PROBLEM DESCRIPTION |
Every entry must be repeated exactly in the answer.

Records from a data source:
'''
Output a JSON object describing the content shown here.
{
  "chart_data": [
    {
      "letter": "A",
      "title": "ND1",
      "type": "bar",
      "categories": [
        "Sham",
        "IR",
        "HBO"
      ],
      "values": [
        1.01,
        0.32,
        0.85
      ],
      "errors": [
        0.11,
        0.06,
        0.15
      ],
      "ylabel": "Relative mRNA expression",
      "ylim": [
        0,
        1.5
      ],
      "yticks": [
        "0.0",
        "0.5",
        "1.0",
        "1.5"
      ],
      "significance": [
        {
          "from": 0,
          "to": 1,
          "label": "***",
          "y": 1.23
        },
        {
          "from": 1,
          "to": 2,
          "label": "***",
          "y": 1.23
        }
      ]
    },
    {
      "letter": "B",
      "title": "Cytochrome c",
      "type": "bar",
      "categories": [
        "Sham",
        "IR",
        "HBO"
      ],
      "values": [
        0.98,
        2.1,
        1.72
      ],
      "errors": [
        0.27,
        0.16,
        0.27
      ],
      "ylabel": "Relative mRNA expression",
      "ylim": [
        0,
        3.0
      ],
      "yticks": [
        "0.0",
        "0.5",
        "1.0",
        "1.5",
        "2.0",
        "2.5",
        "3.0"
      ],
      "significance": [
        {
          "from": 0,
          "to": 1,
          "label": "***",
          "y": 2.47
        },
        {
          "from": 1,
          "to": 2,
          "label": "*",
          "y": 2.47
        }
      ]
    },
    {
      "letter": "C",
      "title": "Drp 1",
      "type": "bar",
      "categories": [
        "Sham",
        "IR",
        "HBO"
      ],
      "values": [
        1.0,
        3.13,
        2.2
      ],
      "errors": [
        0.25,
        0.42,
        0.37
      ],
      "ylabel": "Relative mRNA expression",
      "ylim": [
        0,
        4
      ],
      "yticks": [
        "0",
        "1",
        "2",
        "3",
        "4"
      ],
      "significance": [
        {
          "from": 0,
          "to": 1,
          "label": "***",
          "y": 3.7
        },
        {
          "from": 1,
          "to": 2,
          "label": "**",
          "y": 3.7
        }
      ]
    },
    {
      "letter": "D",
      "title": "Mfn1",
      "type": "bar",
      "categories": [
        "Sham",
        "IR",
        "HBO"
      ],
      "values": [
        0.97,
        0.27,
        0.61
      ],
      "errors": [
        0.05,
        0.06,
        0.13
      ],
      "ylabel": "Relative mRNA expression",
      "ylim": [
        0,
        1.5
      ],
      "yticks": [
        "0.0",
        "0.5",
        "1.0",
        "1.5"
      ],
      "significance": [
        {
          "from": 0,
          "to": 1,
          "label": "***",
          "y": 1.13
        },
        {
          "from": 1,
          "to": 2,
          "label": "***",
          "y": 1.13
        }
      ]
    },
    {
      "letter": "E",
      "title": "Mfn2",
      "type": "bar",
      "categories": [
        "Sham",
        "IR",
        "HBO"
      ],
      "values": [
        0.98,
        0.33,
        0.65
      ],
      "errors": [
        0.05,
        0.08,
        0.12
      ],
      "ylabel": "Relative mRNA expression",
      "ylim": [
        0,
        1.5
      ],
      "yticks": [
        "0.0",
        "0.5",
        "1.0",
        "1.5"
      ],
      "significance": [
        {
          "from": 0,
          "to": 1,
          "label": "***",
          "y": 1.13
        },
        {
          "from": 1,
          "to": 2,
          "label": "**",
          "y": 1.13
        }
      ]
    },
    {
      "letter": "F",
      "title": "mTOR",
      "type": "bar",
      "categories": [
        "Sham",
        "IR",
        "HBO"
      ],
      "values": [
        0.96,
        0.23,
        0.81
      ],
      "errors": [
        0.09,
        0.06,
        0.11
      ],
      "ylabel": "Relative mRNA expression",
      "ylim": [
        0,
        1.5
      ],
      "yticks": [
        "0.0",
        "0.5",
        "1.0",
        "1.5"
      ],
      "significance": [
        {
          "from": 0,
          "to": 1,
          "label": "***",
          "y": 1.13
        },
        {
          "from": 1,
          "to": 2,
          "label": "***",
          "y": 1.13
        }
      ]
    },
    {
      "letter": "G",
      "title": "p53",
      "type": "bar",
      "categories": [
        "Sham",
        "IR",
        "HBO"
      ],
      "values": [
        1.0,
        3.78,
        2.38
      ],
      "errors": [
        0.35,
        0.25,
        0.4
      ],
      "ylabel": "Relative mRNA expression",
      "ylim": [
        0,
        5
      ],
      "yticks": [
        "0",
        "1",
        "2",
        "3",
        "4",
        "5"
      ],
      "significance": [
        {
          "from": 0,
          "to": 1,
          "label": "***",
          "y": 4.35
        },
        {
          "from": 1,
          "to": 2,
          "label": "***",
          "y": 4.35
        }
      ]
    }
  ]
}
'''
COMPLETED TASK |
Output a JSON object describing the content shown here.
{
  "chart_data": [
    {
      "letter": "A",
      "title": "ND1",
      "type": "bar",
      "categories": [
        "Sham",
        "IR",
        "HBO"
      ],
      "values": [
        1.01,
        0.32,
        0.85
      ],
      "errors": [
        0.11,
        0.06,
        0.15
      ],
      "ylabel": "Relative mRNA expression",
      "ylim": [
        0,
        1.5
      ],
      "yticks": [
        "0.0",
        "0.5",
        "1.0",
        "1.5"
      ],
      "significance": [
        {
          "from": 0,
          "to": 1,
          "label": "***",
          "y": 1.23
        },
        {
          "from": 1,
          "to": 2,
          "label": "***",
          "y": 1.23
        }
      ]
    },
    {
      "letter": "B",
      "title": "Cytochrome c",
      "type": "bar",
      "categories": [
        "Sham",
        "IR",
        "HBO"
      ],
      "values": [
        0.98,
        2.1,
        1.72
      ],
      "errors": [
        0.27,
        0.16,
        0.27
      ],
      "ylabel": "Relative mRNA expression",
      "ylim": [
        0,
        3.0
      ],
      "yticks": [
        "0.0",
        "0.5",
        "1.0",
        "1.5",
        "2.0",
        "2.5",
        "3.0"
      ],
      "significance": [
        {
          "from": 0,
          "to": 1,
          "label": "***",
          "y": 2.47
        },
        {
          "from": 1,
          "to": 2,
          "label": "*",
          "y": 2.47
        }
      ]
    },
    {
      "letter": "C",
      "title": "Drp 1",
      "type": "bar",
      "categories": [
        "Sham",
        "IR",
        "HBO"
      ],
      "values": [
        1.0,
        3.13,
        2.2
      ],
      "errors": [
        0.25,
        0.42,
        0.37
      ],
      "ylabel": "Relative mRNA expression",
      "ylim": [
        0,
        4
      ],
      "yticks": [
        "0",
        "1",
        "2",
        "3",
        "4"
      ],
      "significance": [
        {
          "from": 0,
          "to": 1,
          "label": "***",
          "y": 3.7
        },
        {
          "from": 1,
          "to": 2,
          "label": "**",
          "y": 3.7
        }
      ]
    },
    {
      "letter": "D",
      "title": "Mfn1",
      "type": "bar",
      "categories": [
        "Sham",
        "IR",
        "HBO"
      ],
      "values": [
        0.97,
        0.27,
        0.61
      ],
      "errors": [
        0.05,
        0.06,
        0.13
      ],
      "ylabel": "Relative mRNA expression",
      "ylim": [
        0,
        1.5
      ],
      "yticks": [
        "0.0",
        "0.5",
        "1.0",
        "1.5"
      ],
      "significance": [
        {
          "from": 0,
          "to": 1,
          "label": "***",
          "y": 1.13
        },
        {
          "from": 1,
          "to": 2,
          "label": "***",
          "y": 1.13
        }
      ]
    },
    {
      "letter": "E",
      "title": "Mfn2",
      "type": "bar",
      "categories": [
        "Sham",
        "IR",
        "HBO"
      ],
      "values": [
        0.98,
        0.33,
        0.65
      ],
      "errors": [
        0.05,
        0.08,
        0.12
      ],
      "ylabel": "Relative mRNA expression",
      "ylim": [
        0,
        1.5
      ],
      "yticks": [
        "0.0",
        "0.5",
        "1.0",
        "1.5"
      ],
      "significance": [
        {
          "from": 0,
          "to": 1,
          "label": "***",
          "y": 1.13
        },
        {
          "from": 1,
          "to": 2,
          "label": "**",
          "y": 1.13
        }
      ]
    },
    {
      "letter": "F",
      "title": "mTOR",
      "type": "bar",
      "categories": [
        "Sham",
        "IR",
        "HBO"
      ],
      "values": [
        0.96,
        0.23,
        0.81
      ],
      "errors": [
        0.09,
        0.06,
        0.11
      ],
      "ylabel": "Relative mRNA expression",
      "ylim": [
        0,
        1.5
      ],
      "yticks": [
        "0.0",
        "0.5",
        "1.0",
        "1.5"
      ],
      "significance": [
        {
          "from": 0,
          "to": 1,
          "label": "***",
          "y": 1.13
        },
        {
          "from": 1,
          "to": 2,
          "label": "***",
          "y": 1.13
        }
      ]
    },
    {
      "letter": "G",
      "title": "p53",
      "type": "bar",
      "categories": [
        "Sham",
        "IR",
        "HBO"
      ],
      "values": [
        1.0,
        3.78,
        2.38
      ],
      "errors": [
        0.35,
        0.25,
        0.4
      ],
      "ylabel": "Relative mRNA expression",
      "ylim": [
        0,
        5
      ],
      "yticks": [
        "0",
        "1",
        "2",
        "3",
        "4",
        "5"
      ],
      "significance": [
        {
          "from": 0,
          "to": 1,
          "label": "***",
          "y": 4.35
        },
        {
          "from": 1,
          "to": 2,
          "label": "***",
          "y": 4.35
        }
      ]
    }
  ]
}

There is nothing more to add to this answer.